[begin THE RECORDS]

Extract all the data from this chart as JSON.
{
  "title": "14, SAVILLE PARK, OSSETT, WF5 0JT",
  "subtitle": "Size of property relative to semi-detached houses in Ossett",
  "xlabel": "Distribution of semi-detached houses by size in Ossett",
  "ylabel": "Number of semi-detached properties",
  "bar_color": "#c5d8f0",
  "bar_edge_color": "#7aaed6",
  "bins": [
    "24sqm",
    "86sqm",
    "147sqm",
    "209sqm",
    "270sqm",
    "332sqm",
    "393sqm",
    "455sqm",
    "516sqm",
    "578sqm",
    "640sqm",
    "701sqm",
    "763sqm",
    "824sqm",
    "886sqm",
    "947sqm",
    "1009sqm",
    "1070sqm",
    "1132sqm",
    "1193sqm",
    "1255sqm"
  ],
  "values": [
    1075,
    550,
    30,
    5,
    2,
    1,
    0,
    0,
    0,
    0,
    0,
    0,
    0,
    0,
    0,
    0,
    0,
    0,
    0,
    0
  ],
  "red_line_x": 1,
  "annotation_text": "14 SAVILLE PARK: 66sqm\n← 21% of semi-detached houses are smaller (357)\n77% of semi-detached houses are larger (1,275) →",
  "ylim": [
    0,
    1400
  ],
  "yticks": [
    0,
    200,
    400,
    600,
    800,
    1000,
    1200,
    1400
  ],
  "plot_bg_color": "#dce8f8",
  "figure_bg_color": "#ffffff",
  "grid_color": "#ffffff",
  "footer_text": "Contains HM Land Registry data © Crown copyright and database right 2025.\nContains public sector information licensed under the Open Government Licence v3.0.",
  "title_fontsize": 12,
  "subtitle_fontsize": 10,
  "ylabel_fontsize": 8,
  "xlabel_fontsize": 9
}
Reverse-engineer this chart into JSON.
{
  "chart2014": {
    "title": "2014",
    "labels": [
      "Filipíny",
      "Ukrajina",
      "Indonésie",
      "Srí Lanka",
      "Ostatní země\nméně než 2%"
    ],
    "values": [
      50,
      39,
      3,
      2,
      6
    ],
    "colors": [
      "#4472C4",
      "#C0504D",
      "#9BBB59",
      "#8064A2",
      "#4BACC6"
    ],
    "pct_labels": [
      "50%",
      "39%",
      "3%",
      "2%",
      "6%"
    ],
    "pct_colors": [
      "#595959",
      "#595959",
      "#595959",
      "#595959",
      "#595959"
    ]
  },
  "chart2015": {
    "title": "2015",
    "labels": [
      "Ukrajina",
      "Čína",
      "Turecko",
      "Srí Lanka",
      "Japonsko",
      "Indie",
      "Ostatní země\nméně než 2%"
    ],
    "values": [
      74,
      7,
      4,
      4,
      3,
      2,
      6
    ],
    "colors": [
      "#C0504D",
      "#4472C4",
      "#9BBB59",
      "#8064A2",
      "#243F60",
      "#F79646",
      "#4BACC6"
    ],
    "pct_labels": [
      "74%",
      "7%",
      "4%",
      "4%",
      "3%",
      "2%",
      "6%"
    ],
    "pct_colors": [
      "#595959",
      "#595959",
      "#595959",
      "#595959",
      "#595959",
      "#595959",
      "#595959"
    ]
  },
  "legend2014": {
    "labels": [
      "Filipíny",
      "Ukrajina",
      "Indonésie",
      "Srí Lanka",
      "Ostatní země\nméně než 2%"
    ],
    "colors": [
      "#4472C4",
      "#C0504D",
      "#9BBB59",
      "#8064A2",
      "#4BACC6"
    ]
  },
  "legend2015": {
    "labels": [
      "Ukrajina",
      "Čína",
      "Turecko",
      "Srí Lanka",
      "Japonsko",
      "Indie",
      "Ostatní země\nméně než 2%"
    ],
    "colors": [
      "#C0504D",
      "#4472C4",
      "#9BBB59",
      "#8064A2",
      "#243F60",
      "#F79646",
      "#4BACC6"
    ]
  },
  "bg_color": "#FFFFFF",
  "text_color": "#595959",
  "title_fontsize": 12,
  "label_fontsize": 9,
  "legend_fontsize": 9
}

[end THE RECORDS]

WHAT YOU HAVE TO DO
Extract all lines as given.

WRITTEN ANSWER
Extract all the data from this chart as JSON.
{
  "title": "14, SAVILLE PARK, OSSETT, WF5 0JT",
  "subtitle": "Size of property relative to semi-detached houses in Ossett",
  "xlabel": "Distribution of semi-detached houses by size in Ossett",
  "ylabel": "Number of semi-detached properties",
  "bar_color": "#c5d8f0",
  "bar_edge_color": "#7aaed6",
  "bins": [
    "24sqm",
    "86sqm",
    "147sqm",
    "209sqm",
    "270sqm",
    "332sqm",
    "393sqm",
    "455sqm",
    "516sqm",
    "578sqm",
    "640sqm",
    "701sqm",
    "763sqm",
    "824sqm",
    "886sqm",
    "947sqm",
    "1009sqm",
    "1070sqm",
    "1132sqm",
    "1193sqm",
    "1255sqm"
  ],
  "values": [
    1075,
    550,
    30,
    5,
    2,
    1,
    0,
    0,
    0,
    0,
    0,
    0,
    0,
    0,
    0,
    0,
    0,
    0,
    0,
    0
  ],
  "red_line_x": 1,
  "annotation_text": "14 SAVILLE PARK: 66sqm\n← 21% of semi-detached houses are smaller (357)\n77% of semi-detached houses are larger (1,275) →",
  "ylim": [
    0,
    1400
  ],
  "yticks": [
    0,
    200,
    400,
    600,
    800,
    1000,
    1200,
    1400
  ],
  "plot_bg_color": "#dce8f8",
  "figure_bg_color": "#ffffff",
  "grid_color": "#ffffff",
  "footer_text": "Contains HM Land Registry data © Crown copyright and database right 2025.\nContains public sector information licensed under the Open Government Licence v3.0.",
  "title_fontsize": 12,
  "subtitle_fontsize": 10,
  "ylabel_fontsize": 8,
  "xlabel_fontsize": 9
}
Reverse-engineer this chart into JSON.
{
  "chart2014": {
    "title": "2014",
    "labels": [
      "Filipíny",
      "Ukrajina",
      "Indonésie",
      "Srí Lanka",
      "Ostatní země\nméně než 2%"
    ],
    "values": [
      50,
      39,
      3,
      2,
      6
    ],
    "colors": [
      "#4472C4",
      "#C0504D",
      "#9BBB59",
      "#8064A2",
      "#4BACC6"
    ],
    "pct_labels": [
      "50%",
      "39%",
      "3%",
      "2%",
      "6%"
    ],
    "pct_colors": [
      "#595959",
      "#595959",
      "#595959",
      "#595959",
      "#595959"
    ]
  },
  "chart2015": {
    "title": "2015",
    "labels": [
      "Ukrajina",
      "Čína",
      "Turecko",
      "Srí Lanka",
      "Japonsko",
      "Indie",
      "Ostatní země\nméně než 2%"
    ],
    "values": [
      74,
      7,
      4,
      4,
      3,
      2,
      6
    ],
    "colors": [
      "#C0504D",
      "#4472C4",
      "#9BBB59",
      "#8064A2",
      "#243F60",
      "#F79646",
      "#4BACC6"
    ],
    "pct_labels": [
      "74%",
      "7%",
      "4%",
      "4%",
      "3%",
      "2%",
      "6%"
    ],
    "pct_colors": [
      "#595959",
      "#595959",
      "#595959",
      "#595959",
      "#595959",
      "#595959",
      "#595959"
    ]
  },
  "legend2014": {
    "labels": [
      "Filipíny",
      "Ukrajina",
      "Indonésie",
      "Srí Lanka",
      "Ostatní země\nméně než 2%"
    ],
    "colors": [
      "#4472C4",
      "#C0504D",
      "#9BBB59",
      "#8064A2",
      "#4BACC6"
    ]
  },
  "legend2015": {
    "labels": [
      "Ukrajina",
      "Čína",
      "Turecko",
      "Srí Lanka",
      "Japonsko",
      "Indie",
      "Ostatní země\nméně než 2%"
    ],
    "colors": [
      "#C0504D",
      "#4472C4",
      "#9BBB59",
      "#8064A2",
      "#243F60",
      "#F79646",
      "#4BACC6"
    ]
  },
  "bg_color": "#FFFFFF",
  "text_color": "#595959",
  "title_fontsize": 12,
  "label_fontsize": 9,
  "legend_fontsize": 9
}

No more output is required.